Texto de origem:
○ ○ ○ ○ ○ ○ ○

O cadastro é público e fica disponível para a consulta da
população. “Sabemos que podem ocorrer violações éticas, mas que também
acontecem nas consultas presenciais”, avalia a conselheira. Ela afirma que
a resolução busca dar transparência ao serviço, facilitando assim a apuração de
desvios de conduta e as denúncias.

A psicóloga Laura Quadros, chefe do Serviço de Psicologia
Aplicada da Universidade do Estado do Rio de Janeiro (Uerj), reconhece que
alguns colegas não são favoráveis ao atendimento online. Em sua visão, porém, trata-se um algo
inevitável e desafiante. “Já vivemos na era virtual e temos uma geração
que está muito atravessada pela tecnologia. Portanto, um serviço como esse pode
ser até um facilitador. Há pessoas que vão se sentir melhor usando essas
ferramentas. Isso nos faz rever o modelo tradicional. Quando trabalhamos com
pessoas é importante estar aberto ao novo”, avalia. Segundo ela, a
resolução abrange os cuidados necessários em relação às situações mais agudas e
aos menores de idade.

○ ○ ○ ○ ○ ○ ○

O que fazer: Copie, sem alterações, o trecho do texto sobre o atendimento psicológico online que vai de "O cadastro é" até "e as denúncias.".

Dados coletados:

○ ○ ○ ○ ○ ○ ○

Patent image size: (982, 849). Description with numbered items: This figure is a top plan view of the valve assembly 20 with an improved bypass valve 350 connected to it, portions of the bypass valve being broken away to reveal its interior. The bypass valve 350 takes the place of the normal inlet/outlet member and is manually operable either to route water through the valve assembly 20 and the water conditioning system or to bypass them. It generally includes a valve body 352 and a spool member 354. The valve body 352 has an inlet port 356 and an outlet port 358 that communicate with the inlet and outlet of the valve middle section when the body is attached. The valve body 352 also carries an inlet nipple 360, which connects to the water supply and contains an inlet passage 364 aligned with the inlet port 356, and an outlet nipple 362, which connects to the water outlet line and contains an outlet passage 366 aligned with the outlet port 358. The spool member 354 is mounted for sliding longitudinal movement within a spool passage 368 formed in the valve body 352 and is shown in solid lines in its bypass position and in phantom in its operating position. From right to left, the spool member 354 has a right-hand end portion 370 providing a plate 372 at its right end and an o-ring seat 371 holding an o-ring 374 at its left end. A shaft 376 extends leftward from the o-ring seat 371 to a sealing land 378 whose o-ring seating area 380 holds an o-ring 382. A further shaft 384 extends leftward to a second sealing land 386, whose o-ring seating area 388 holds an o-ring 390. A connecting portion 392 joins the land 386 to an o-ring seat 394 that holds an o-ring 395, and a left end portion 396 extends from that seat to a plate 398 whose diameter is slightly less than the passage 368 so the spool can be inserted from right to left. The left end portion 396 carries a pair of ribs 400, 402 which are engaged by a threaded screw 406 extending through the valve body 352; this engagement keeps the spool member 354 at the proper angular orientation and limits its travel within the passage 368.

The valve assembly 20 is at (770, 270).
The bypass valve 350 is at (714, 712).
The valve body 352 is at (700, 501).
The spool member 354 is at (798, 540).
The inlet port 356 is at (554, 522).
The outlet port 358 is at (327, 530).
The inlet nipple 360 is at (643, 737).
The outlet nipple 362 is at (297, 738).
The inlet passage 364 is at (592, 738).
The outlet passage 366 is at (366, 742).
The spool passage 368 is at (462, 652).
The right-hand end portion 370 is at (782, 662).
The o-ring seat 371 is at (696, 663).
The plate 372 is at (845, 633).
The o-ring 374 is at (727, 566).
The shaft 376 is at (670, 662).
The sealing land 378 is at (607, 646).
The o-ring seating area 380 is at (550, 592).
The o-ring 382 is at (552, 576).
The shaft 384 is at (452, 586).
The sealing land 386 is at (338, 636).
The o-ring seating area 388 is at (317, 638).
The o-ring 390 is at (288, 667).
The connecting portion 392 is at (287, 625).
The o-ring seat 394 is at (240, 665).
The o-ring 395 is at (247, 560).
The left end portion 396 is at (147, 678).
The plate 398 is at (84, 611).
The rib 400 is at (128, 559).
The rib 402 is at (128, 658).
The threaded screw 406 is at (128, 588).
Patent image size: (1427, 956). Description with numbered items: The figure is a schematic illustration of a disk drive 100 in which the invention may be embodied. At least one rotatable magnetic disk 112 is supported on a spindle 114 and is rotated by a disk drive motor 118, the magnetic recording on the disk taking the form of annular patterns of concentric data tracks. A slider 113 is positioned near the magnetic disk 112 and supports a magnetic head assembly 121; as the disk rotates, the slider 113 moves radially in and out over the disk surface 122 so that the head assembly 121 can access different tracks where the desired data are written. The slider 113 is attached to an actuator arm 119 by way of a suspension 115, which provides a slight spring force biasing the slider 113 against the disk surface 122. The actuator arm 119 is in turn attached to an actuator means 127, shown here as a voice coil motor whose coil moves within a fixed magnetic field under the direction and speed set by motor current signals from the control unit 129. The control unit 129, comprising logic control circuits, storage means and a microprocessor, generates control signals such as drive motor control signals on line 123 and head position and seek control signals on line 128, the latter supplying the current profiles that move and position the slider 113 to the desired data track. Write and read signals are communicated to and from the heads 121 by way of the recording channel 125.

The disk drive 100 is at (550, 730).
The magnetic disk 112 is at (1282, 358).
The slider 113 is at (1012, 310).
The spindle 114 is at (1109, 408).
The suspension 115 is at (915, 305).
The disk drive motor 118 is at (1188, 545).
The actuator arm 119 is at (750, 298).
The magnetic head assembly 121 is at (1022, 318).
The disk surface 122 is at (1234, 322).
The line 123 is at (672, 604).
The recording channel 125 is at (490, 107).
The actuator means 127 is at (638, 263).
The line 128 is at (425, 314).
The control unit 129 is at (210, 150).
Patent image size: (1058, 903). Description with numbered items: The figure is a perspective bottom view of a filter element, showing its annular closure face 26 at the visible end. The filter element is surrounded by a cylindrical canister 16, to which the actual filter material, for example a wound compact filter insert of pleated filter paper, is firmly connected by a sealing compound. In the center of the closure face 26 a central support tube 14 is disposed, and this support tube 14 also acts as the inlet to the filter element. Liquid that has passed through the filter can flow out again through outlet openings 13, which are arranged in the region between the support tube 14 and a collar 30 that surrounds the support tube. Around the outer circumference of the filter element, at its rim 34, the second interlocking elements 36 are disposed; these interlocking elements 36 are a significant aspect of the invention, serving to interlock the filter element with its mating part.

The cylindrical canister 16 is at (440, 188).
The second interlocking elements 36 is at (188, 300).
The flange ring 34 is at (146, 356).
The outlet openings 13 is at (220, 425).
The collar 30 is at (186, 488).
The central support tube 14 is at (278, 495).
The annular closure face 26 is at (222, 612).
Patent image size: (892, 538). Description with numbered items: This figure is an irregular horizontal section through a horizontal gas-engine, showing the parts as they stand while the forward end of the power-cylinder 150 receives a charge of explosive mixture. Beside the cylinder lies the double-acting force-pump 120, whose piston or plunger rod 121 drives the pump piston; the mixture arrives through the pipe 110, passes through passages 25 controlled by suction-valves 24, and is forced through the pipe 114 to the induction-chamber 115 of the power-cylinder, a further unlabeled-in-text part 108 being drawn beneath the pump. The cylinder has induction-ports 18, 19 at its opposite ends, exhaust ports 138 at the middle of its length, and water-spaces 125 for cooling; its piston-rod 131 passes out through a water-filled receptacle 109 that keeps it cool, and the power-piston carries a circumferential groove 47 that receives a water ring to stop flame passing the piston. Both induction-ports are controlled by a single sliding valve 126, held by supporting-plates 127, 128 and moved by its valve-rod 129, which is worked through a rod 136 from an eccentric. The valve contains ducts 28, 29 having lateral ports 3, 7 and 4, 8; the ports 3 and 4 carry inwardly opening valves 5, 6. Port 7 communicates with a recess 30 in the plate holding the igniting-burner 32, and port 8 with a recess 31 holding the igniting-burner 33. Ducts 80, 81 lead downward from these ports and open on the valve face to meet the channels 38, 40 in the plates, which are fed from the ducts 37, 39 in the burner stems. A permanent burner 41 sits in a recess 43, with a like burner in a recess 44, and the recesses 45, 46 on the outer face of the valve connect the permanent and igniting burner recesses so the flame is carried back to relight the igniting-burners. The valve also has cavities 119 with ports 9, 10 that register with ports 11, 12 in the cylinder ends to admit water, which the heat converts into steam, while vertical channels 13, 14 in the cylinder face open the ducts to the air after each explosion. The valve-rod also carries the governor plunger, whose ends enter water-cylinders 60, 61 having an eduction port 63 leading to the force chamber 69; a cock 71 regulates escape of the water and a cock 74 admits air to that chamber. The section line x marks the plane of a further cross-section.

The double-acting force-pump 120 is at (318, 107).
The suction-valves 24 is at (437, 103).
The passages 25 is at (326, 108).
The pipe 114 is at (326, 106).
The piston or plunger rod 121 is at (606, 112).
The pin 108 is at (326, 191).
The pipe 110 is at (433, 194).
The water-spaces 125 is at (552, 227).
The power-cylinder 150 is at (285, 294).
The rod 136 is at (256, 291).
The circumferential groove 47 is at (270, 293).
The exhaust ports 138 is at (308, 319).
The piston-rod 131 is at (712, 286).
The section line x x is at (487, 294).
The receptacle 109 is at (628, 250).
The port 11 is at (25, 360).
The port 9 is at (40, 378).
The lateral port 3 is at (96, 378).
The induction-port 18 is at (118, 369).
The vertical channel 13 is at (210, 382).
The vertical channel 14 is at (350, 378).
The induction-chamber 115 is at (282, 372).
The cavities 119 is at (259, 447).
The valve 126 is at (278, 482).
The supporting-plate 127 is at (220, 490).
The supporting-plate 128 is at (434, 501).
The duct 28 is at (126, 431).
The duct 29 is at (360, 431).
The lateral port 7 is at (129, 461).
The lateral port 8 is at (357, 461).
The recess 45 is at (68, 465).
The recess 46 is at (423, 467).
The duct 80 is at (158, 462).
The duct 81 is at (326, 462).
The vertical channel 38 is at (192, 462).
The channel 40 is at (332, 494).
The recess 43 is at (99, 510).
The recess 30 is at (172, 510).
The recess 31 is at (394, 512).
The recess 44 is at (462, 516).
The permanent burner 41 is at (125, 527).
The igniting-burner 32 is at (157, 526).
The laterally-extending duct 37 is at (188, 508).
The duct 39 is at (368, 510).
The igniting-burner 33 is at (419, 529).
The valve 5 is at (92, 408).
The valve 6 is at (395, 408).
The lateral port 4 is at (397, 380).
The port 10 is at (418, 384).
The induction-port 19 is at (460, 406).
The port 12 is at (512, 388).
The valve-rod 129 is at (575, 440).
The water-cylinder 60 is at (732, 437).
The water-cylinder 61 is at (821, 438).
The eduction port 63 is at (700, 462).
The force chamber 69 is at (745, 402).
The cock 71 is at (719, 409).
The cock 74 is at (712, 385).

○ ○ ○ ○ ○ ○ ○

Área de resposta:
O cadastro é público e fica disponível para a consulta da
população. “Sabemos que podem ocorrer violações éticas, mas que também
acontecem nas consultas presenciais”, avalia a conselheira. Ela afirma que
a resolução busca dar transparência ao serviço, facilitando assim a apuração de
desvios de conduta e as denúncias.